[Stored data entries]
=-=-=-=-=

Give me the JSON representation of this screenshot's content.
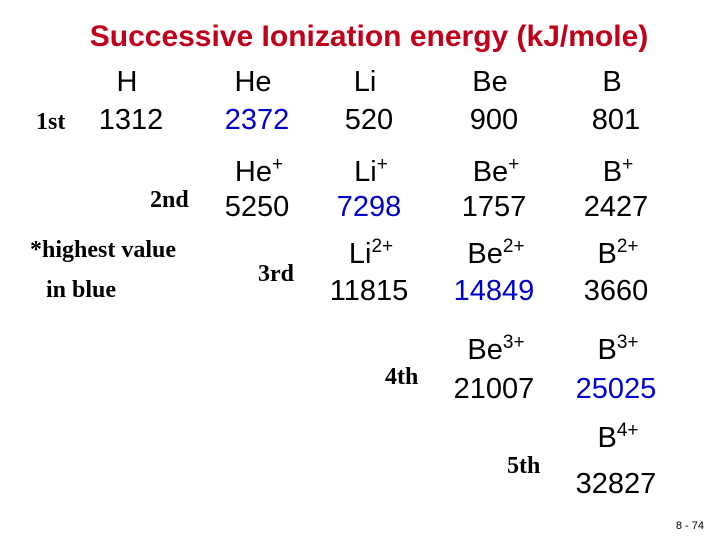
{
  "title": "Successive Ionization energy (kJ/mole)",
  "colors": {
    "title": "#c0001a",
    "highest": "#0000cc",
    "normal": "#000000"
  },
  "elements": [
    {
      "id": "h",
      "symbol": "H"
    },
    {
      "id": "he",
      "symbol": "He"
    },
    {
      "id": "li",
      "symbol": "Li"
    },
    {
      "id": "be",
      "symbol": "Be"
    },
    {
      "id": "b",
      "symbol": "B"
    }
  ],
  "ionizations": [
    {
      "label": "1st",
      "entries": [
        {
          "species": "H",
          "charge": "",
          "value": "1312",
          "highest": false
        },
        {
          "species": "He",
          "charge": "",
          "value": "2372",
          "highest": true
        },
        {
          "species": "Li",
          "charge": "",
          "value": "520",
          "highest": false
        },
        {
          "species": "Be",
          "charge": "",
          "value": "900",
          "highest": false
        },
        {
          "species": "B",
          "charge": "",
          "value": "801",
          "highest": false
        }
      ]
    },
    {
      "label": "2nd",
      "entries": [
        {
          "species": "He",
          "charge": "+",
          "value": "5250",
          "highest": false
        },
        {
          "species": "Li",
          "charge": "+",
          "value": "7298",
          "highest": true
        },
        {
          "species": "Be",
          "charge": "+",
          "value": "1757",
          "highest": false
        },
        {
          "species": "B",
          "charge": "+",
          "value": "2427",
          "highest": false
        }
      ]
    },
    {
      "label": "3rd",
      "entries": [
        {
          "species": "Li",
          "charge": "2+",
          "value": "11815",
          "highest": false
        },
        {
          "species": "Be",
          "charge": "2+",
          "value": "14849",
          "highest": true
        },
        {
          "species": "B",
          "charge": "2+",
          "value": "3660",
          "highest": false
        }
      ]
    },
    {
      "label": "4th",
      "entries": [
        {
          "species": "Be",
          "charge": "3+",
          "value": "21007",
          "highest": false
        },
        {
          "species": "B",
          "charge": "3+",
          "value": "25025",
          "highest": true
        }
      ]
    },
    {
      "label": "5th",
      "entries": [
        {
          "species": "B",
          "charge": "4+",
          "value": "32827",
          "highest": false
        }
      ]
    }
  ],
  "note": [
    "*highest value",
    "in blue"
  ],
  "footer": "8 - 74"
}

=-=-=-=-=

(Problem): Omit every picture, and otherwise quote the entries exactly.

(Finished task):
Give me the JSON representation of this screenshot's content.
{
  "title": "Successive Ionization energy (kJ/mole)",
  "colors": {
    "title": "#c0001a",
    "highest": "#0000cc",
    "normal": "#000000"
  },
  "elements": [
    {
      "id": "h",
      "symbol": "H"
    },
    {
      "id": "he",
      "symbol": "He"
    },
    {
      "id": "li",
      "symbol": "Li"
    },
    {
      "id": "be",
      "symbol": "Be"
    },
    {
      "id": "b",
      "symbol": "B"
    }
  ],
  "ionizations": [
    {
      "label": "1st",
      "entries": [
        {
          "species": "H",
          "charge": "",
          "value": "1312",
          "highest": false
        },
        {
          "species": "He",
          "charge": "",
          "value": "2372",
          "highest": true
        },
        {
          "species": "Li",
          "charge": "",
          "value": "520",
          "highest": false
        },
        {
          "species": "Be",
          "charge": "",
          "value": "900",
          "highest": false
        },
        {
          "species": "B",
          "charge": "",
          "value": "801",
          "highest": false
        }
      ]
    },
    {
      "label": "2nd",
      "entries": [
        {
          "species": "He",
          "charge": "+",
          "value": "5250",
          "highest": false
        },
        {
          "species": "Li",
          "charge": "+",
          "value": "7298",
          "highest": true
        },
        {
          "species": "Be",
          "charge": "+",
          "value": "1757",
          "highest": false
        },
        {
          "species": "B",
          "charge": "+",
          "value": "2427",
          "highest": false
        }
      ]
    },
    {
      "label": "3rd",
      "entries": [
        {
          "species": "Li",
          "charge": "2+",
          "value": "11815",
          "highest": false
        },
        {
          "species": "Be",
          "charge": "2+",
          "value": "14849",
          "highest": true
        },
        {
          "species": "B",
          "charge": "2+",
          "value": "3660",
          "highest": false
        }
      ]
    },
    {
      "label": "4th",
      "entries": [
        {
          "species": "Be",
          "charge": "3+",
          "value": "21007",
          "highest": false
        },
        {
          "species": "B",
          "charge": "3+",
          "value": "25025",
          "highest": true
        }
      ]
    },
    {
      "label": "5th",
      "entries": [
        {
          "species": "B",
          "charge": "4+",
          "value": "32827",
          "highest": false
        }
      ]
    }
  ],
  "note": [
    "*highest value",
    "in blue"
  ],
  "footer": "8 - 74"
}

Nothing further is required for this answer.